Direction
Retype the records below exactly as they appear.

Records for the task
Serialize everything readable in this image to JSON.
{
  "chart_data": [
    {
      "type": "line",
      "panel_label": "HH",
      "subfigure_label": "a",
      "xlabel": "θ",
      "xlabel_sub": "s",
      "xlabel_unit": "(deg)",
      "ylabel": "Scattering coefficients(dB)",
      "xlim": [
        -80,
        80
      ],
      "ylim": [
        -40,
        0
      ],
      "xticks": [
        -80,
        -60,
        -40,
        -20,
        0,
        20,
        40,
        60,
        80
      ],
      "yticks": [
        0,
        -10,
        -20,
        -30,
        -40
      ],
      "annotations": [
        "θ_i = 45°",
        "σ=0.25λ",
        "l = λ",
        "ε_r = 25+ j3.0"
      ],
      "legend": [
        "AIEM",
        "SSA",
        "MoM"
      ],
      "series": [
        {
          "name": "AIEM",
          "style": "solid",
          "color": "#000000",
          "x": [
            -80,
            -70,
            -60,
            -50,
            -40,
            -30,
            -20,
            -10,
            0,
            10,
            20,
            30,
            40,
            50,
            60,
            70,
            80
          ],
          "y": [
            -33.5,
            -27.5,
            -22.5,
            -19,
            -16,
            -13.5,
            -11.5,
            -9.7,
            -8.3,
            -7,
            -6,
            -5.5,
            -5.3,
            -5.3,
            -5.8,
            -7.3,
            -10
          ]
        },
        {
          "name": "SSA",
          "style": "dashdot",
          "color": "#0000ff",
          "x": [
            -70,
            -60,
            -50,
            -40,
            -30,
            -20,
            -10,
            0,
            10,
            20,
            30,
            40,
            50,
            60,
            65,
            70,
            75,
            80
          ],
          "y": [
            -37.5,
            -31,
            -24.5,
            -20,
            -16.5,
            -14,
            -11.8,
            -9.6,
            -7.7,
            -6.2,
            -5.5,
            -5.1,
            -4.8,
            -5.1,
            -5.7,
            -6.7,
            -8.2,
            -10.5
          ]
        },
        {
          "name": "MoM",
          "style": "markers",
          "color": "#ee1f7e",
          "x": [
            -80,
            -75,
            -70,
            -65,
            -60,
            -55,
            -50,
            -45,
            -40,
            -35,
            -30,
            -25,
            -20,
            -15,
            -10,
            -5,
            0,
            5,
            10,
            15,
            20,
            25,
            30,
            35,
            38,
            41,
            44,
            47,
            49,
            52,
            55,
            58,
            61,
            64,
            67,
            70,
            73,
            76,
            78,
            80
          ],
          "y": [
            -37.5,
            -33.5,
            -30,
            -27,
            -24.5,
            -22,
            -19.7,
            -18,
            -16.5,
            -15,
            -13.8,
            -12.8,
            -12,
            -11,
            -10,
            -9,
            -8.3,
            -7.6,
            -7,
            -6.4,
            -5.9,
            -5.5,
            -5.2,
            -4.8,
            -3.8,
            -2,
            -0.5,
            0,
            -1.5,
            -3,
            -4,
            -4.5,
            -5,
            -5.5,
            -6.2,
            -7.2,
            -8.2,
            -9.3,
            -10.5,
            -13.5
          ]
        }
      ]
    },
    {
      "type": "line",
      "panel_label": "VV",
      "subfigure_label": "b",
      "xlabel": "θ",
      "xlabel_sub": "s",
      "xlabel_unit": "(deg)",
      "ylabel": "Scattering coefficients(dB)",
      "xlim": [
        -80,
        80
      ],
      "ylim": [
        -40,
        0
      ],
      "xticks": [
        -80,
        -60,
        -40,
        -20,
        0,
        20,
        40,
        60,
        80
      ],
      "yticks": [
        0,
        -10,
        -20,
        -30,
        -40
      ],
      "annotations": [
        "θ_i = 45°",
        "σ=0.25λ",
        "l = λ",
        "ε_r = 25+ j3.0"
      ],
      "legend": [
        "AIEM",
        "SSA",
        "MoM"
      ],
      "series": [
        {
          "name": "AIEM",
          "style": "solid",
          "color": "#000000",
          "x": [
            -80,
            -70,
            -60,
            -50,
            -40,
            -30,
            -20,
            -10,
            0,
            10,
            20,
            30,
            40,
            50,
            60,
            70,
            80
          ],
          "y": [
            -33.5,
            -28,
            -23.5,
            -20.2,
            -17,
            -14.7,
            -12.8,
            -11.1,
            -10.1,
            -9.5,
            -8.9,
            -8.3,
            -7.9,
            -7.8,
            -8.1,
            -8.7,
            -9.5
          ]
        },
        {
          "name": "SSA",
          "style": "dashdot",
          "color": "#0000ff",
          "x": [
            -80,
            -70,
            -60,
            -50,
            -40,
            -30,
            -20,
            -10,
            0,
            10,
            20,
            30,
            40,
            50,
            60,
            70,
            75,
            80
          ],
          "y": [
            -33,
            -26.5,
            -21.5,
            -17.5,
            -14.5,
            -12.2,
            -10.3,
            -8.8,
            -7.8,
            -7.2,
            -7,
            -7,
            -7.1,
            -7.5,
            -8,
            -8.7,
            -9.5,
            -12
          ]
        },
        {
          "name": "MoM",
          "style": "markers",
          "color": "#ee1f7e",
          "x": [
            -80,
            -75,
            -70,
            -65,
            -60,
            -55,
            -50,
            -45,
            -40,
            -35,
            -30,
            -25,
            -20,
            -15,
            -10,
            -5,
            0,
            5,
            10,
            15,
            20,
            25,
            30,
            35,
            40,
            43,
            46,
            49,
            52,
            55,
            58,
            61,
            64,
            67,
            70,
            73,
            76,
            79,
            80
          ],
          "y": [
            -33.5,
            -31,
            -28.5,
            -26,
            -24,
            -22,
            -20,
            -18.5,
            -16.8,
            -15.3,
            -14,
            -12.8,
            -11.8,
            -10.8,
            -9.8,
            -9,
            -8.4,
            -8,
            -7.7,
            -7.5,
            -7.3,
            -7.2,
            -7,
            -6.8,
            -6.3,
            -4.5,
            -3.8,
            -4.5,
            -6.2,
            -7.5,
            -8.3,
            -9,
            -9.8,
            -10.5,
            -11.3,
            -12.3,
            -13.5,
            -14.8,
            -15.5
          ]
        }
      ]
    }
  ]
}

Solution
Serialize everything readable in this image to JSON.
{
  "chart_data": [
    {
      "type": "line",
      "panel_label": "HH",
      "subfigure_label": "a",
      "xlabel": "θ",
      "xlabel_sub": "s",
      "xlabel_unit": "(deg)",
      "ylabel": "Scattering coefficients(dB)",
      "xlim": [
        -80,
        80
      ],
      "ylim": [
        -40,
        0
      ],
      "xticks": [
        -80,
        -60,
        -40,
        -20,
        0,
        20,
        40,
        60,
        80
      ],
      "yticks": [
        0,
        -10,
        -20,
        -30,
        -40
      ],
      "annotations": [
        "θ_i = 45°",
        "σ=0.25λ",
        "l = λ",
        "ε_r = 25+ j3.0"
      ],
      "legend": [
        "AIEM",
        "SSA",
        "MoM"
      ],
      "series": [
        {
          "name": "AIEM",
          "style": "solid",
          "color": "#000000",
          "x": [
            -80,
            -70,
            -60,
            -50,
            -40,
            -30,
            -20,
            -10,
            0,
            10,
            20,
            30,
            40,
            50,
            60,
            70,
            80
          ],
          "y": [
            -33.5,
            -27.5,
            -22.5,
            -19,
            -16,
            -13.5,
            -11.5,
            -9.7,
            -8.3,
            -7,
            -6,
            -5.5,
            -5.3,
            -5.3,
            -5.8,
            -7.3,
            -10
          ]
        },
        {
          "name": "SSA",
          "style": "dashdot",
          "color": "#0000ff",
          "x": [
            -70,
            -60,
            -50,
            -40,
            -30,
            -20,
            -10,
            0,
            10,
            20,
            30,
            40,
            50,
            60,
            65,
            70,
            75,
            80
          ],
          "y": [
            -37.5,
            -31,
            -24.5,
            -20,
            -16.5,
            -14,
            -11.8,
            -9.6,
            -7.7,
            -6.2,
            -5.5,
            -5.1,
            -4.8,
            -5.1,
            -5.7,
            -6.7,
            -8.2,
            -10.5
          ]
        },
        {
          "name": "MoM",
          "style": "markers",
          "color": "#ee1f7e",
          "x": [
            -80,
            -75,
            -70,
            -65,
            -60,
            -55,
            -50,
            -45,
            -40,
            -35,
            -30,
            -25,
            -20,
            -15,
            -10,
            -5,
            0,
            5,
            10,
            15,
            20,
            25,
            30,
            35,
            38,
            41,
            44,
            47,
            49,
            52,
            55,
            58,
            61,
            64,
            67,
            70,
            73,
            76,
            78,
            80
          ],
          "y": [
            -37.5,
            -33.5,
            -30,
            -27,
            -24.5,
            -22,
            -19.7,
            -18,
            -16.5,
            -15,
            -13.8,
            -12.8,
            -12,
            -11,
            -10,
            -9,
            -8.3,
            -7.6,
            -7,
            -6.4,
            -5.9,
            -5.5,
            -5.2,
            -4.8,
            -3.8,
            -2,
            -0.5,
            0,
            -1.5,
            -3,
            -4,
            -4.5,
            -5,
            -5.5,
            -6.2,
            -7.2,
            -8.2,
            -9.3,
            -10.5,
            -13.5
          ]
        }
      ]
    },
    {
      "type": "line",
      "panel_label": "VV",
      "subfigure_label": "b",
      "xlabel": "θ",
      "xlabel_sub": "s",
      "xlabel_unit": "(deg)",
      "ylabel": "Scattering coefficients(dB)",
      "xlim": [
        -80,
        80
      ],
      "ylim": [
        -40,
        0
      ],
      "xticks": [
        -80,
        -60,
        -40,
        -20,
        0,
        20,
        40,
        60,
        80
      ],
      "yticks": [
        0,
        -10,
        -20,
        -30,
        -40
      ],
      "annotations": [
        "θ_i = 45°",
        "σ=0.25λ",
        "l = λ",
        "ε_r = 25+ j3.0"
      ],
      "legend": [
        "AIEM",
        "SSA",
        "MoM"
      ],
      "series": [
        {
          "name": "AIEM",
          "style": "solid",
          "color": "#000000",
          "x": [
            -80,
            -70,
            -60,
            -50,
            -40,
            -30,
            -20,
            -10,
            0,
            10,
            20,
            30,
            40,
            50,
            60,
            70,
            80
          ],
          "y": [
            -33.5,
            -28,
            -23.5,
            -20.2,
            -17,
            -14.7,
            -12.8,
            -11.1,
            -10.1,
            -9.5,
            -8.9,
            -8.3,
            -7.9,
            -7.8,
            -8.1,
            -8.7,
            -9.5
          ]
        },
        {
          "name": "SSA",
          "style": "dashdot",
          "color": "#0000ff",
          "x": [
            -80,
            -70,
            -60,
            -50,
            -40,
            -30,
            -20,
            -10,
            0,
            10,
            20,
            30,
            40,
            50,
            60,
            70,
            75,
            80
          ],
          "y": [
            -33,
            -26.5,
            -21.5,
            -17.5,
            -14.5,
            -12.2,
            -10.3,
            -8.8,
            -7.8,
            -7.2,
            -7,
            -7,
            -7.1,
            -7.5,
            -8,
            -8.7,
            -9.5,
            -12
          ]
        },
        {
          "name": "MoM",
          "style": "markers",
          "color": "#ee1f7e",
          "x": [
            -80,
            -75,
            -70,
            -65,
            -60,
            -55,
            -50,
            -45,
            -40,
            -35,
            -30,
            -25,
            -20,
            -15,
            -10,
            -5,
            0,
            5,
            10,
            15,
            20,
            25,
            30,
            35,
            40,
            43,
            46,
            49,
            52,
            55,
            58,
            61,
            64,
            67,
            70,
            73,
            76,
            79,
            80
          ],
          "y": [
            -33.5,
            -31,
            -28.5,
            -26,
            -24,
            -22,
            -20,
            -18.5,
            -16.8,
            -15.3,
            -14,
            -12.8,
            -11.8,
            -10.8,
            -9.8,
            -9,
            -8.4,
            -8,
            -7.7,
            -7.5,
            -7.3,
            -7.2,
            -7,
            -6.8,
            -6.3,
            -4.5,
            -3.8,
            -4.5,
            -6.2,
            -7.5,
            -8.3,
            -9,
            -9.8,
            -10.5,
            -11.3,
            -12.3,
            -13.5,
            -14.8,
            -15.5
          ]
        }
      ]
    }
  ]
}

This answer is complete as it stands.